(Figure content listings)
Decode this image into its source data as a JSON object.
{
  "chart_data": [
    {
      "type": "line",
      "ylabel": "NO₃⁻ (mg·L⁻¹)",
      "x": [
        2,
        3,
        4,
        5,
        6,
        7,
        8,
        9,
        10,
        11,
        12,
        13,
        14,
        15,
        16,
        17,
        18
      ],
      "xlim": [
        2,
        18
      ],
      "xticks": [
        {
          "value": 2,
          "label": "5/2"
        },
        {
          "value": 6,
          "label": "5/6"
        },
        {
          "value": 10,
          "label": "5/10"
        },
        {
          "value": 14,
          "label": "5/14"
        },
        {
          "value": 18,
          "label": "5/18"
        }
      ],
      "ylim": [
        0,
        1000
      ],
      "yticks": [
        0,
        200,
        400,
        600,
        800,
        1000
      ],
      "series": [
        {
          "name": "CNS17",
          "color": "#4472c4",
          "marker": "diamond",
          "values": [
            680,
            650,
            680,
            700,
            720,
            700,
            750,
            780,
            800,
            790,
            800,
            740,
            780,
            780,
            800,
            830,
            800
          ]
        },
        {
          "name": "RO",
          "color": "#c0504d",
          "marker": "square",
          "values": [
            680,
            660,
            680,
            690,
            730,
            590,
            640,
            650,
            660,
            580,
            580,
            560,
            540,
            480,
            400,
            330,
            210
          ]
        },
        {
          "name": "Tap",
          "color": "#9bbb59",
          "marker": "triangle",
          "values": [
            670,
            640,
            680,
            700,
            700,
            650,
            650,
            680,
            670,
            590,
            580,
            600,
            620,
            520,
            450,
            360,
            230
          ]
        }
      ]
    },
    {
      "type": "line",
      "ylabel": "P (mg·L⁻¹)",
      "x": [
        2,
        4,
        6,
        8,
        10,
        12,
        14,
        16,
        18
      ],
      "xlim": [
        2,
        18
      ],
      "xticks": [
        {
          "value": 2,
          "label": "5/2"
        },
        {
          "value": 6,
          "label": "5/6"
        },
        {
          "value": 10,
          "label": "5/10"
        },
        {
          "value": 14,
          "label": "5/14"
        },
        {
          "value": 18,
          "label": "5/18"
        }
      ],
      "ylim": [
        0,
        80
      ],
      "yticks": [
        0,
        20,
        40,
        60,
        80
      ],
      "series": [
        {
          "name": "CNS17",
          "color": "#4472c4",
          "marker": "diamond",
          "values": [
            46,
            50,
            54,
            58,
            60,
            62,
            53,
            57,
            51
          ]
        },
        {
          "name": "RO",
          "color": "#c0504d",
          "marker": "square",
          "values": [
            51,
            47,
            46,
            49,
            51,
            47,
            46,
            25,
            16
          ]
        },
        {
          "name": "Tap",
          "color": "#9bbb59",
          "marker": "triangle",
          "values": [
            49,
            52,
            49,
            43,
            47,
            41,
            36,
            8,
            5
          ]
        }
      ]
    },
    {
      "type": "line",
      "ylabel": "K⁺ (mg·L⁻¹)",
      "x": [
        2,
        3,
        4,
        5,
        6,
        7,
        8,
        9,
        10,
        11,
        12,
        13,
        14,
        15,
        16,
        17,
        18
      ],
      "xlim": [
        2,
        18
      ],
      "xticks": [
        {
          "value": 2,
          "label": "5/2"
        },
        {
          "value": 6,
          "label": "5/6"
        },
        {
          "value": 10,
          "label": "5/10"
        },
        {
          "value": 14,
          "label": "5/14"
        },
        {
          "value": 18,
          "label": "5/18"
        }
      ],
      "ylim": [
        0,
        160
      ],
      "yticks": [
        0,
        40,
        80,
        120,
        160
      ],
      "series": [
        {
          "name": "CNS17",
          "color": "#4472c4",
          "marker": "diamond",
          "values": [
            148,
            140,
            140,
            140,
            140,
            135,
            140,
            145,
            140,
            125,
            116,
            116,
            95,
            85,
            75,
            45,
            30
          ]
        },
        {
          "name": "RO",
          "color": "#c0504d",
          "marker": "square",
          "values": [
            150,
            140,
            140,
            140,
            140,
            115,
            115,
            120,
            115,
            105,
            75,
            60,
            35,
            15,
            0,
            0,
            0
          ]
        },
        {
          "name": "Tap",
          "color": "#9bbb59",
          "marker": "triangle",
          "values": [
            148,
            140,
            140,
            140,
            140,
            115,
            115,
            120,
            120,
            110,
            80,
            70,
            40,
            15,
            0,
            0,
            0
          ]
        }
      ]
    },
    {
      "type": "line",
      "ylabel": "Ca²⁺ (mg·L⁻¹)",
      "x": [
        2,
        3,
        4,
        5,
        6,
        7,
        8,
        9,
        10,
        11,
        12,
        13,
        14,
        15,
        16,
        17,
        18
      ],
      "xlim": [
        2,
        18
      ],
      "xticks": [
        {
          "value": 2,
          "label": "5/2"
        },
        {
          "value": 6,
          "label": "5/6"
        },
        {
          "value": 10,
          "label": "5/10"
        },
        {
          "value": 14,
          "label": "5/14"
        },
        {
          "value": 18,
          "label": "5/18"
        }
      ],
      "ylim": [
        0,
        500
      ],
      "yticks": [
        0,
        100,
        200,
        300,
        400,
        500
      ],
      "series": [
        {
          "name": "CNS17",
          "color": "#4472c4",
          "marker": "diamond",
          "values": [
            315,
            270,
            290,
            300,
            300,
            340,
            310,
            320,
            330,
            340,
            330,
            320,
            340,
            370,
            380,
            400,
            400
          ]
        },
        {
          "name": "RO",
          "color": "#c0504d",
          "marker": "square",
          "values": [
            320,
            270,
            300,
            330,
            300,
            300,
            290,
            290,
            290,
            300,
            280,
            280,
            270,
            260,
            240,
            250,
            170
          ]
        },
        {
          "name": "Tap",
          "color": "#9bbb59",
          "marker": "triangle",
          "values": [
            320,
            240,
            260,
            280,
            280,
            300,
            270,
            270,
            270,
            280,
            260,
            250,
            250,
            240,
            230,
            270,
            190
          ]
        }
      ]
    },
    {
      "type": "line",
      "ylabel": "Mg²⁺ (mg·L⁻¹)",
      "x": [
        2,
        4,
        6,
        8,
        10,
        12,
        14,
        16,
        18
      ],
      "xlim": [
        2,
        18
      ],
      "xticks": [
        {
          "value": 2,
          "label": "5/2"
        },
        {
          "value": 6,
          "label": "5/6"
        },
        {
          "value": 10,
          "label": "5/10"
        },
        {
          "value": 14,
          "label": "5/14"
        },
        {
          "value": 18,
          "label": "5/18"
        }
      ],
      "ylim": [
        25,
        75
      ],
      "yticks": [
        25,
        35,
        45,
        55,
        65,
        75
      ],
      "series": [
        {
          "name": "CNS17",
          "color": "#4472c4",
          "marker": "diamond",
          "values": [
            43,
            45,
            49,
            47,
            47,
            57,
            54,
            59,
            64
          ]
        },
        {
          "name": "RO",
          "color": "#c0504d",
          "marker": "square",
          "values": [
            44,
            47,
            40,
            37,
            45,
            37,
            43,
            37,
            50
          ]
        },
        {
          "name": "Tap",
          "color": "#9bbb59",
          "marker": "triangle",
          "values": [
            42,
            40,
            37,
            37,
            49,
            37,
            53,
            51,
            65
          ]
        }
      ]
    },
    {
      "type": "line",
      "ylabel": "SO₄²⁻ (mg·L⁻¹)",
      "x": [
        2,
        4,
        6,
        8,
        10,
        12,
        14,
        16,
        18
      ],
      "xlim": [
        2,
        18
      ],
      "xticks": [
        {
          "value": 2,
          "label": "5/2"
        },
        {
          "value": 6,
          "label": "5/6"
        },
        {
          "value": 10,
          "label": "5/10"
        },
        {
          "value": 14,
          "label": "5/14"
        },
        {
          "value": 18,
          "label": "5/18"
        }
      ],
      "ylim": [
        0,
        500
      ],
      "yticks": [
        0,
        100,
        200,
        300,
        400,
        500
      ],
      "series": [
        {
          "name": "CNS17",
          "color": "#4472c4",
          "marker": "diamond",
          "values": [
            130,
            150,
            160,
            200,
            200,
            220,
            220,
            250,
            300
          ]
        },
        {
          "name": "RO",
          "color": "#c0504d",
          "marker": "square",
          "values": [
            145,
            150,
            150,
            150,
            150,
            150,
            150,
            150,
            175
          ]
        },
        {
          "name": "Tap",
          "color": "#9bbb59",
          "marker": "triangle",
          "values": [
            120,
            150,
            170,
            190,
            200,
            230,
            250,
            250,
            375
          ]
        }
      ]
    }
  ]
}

- [EXERCISE REQUIREMENTS]: Working from the listing above, pick out every line that has "ylabel" and copy it.

- [OUTPUT OF THE EXERCISE]:
      "ylabel": "NO₃⁻ (mg·L⁻¹)",
      "ylabel": "P (mg·L⁻¹)",
      "ylabel": "K⁺ (mg·L⁻¹)",
      "ylabel": "Ca²⁺ (mg·L⁻¹)",
      "ylabel": "Mg²⁺ (mg·L⁻¹)",
      "ylabel": "SO₄²⁻ (mg·L⁻¹)",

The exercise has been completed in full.